AVAILABLE RECORDS =
-*-
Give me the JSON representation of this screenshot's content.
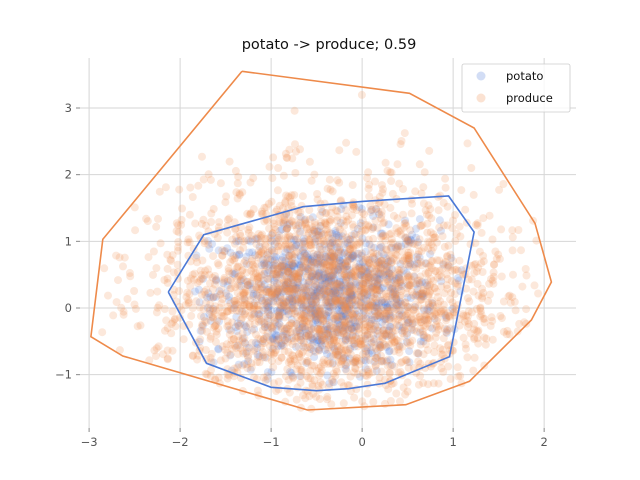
{
  "chart_data": {
    "type": "scatter",
    "title": "potato -> produce; 0.59",
    "xlabel": "",
    "ylabel": "",
    "xlim": [
      -3.1,
      2.35
    ],
    "ylim": [
      -1.8,
      3.75
    ],
    "xticks": [
      -3,
      -2,
      -1,
      0,
      1,
      2
    ],
    "yticks": [
      -1,
      0,
      1,
      2,
      3
    ],
    "grid": true,
    "legend_position": "top-right",
    "series": [
      {
        "name": "potato",
        "color": "#4a78d6",
        "hull": [
          [
            -2.13,
            0.24
          ],
          [
            -1.74,
            1.1
          ],
          [
            -0.65,
            1.52
          ],
          [
            0.02,
            1.6
          ],
          [
            0.95,
            1.68
          ],
          [
            1.23,
            1.14
          ],
          [
            0.96,
            -0.73
          ],
          [
            0.25,
            -1.13
          ],
          [
            -0.15,
            -1.21
          ],
          [
            -0.5,
            -1.24
          ],
          [
            -1.0,
            -1.19
          ],
          [
            -1.71,
            -0.83
          ],
          [
            -2.13,
            0.24
          ]
        ]
      },
      {
        "name": "produce",
        "color": "#ee8a4a",
        "hull": [
          [
            -1.32,
            3.55
          ],
          [
            0.52,
            3.22
          ],
          [
            1.23,
            2.7
          ],
          [
            1.9,
            1.27
          ],
          [
            2.08,
            0.39
          ],
          [
            1.86,
            -0.18
          ],
          [
            1.18,
            -1.1
          ],
          [
            0.48,
            -1.45
          ],
          [
            -0.6,
            -1.53
          ],
          [
            -2.63,
            -0.72
          ],
          [
            -2.98,
            -0.43
          ],
          [
            -2.85,
            1.03
          ],
          [
            -1.32,
            3.55
          ]
        ]
      }
    ]
  }
}
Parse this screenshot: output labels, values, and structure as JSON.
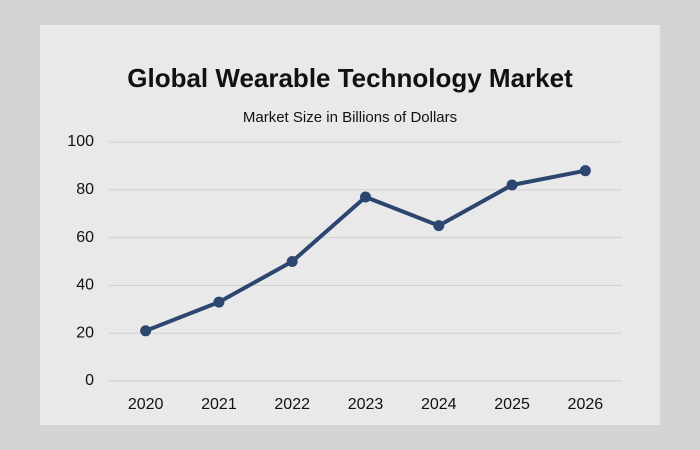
{
  "chart_data": {
    "type": "line",
    "title": "Global Wearable Technology Market",
    "subtitle": "Market Size in Billions of Dollars",
    "categories": [
      "2020",
      "2021",
      "2022",
      "2023",
      "2024",
      "2025",
      "2026"
    ],
    "values": [
      21,
      33,
      50,
      77,
      65,
      82,
      88
    ],
    "color": "#2c4670",
    "ylim": [
      0,
      100
    ],
    "yticks": [
      0,
      20,
      40,
      60,
      80,
      100
    ],
    "grid": true
  }
}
-*-
WHAT IS EXPECTED = Look for the word "values" and return every line where it occurs.

TASK SOLUTION =
Parse this screenshot: output labels, values, and structure as JSON.
    "values": [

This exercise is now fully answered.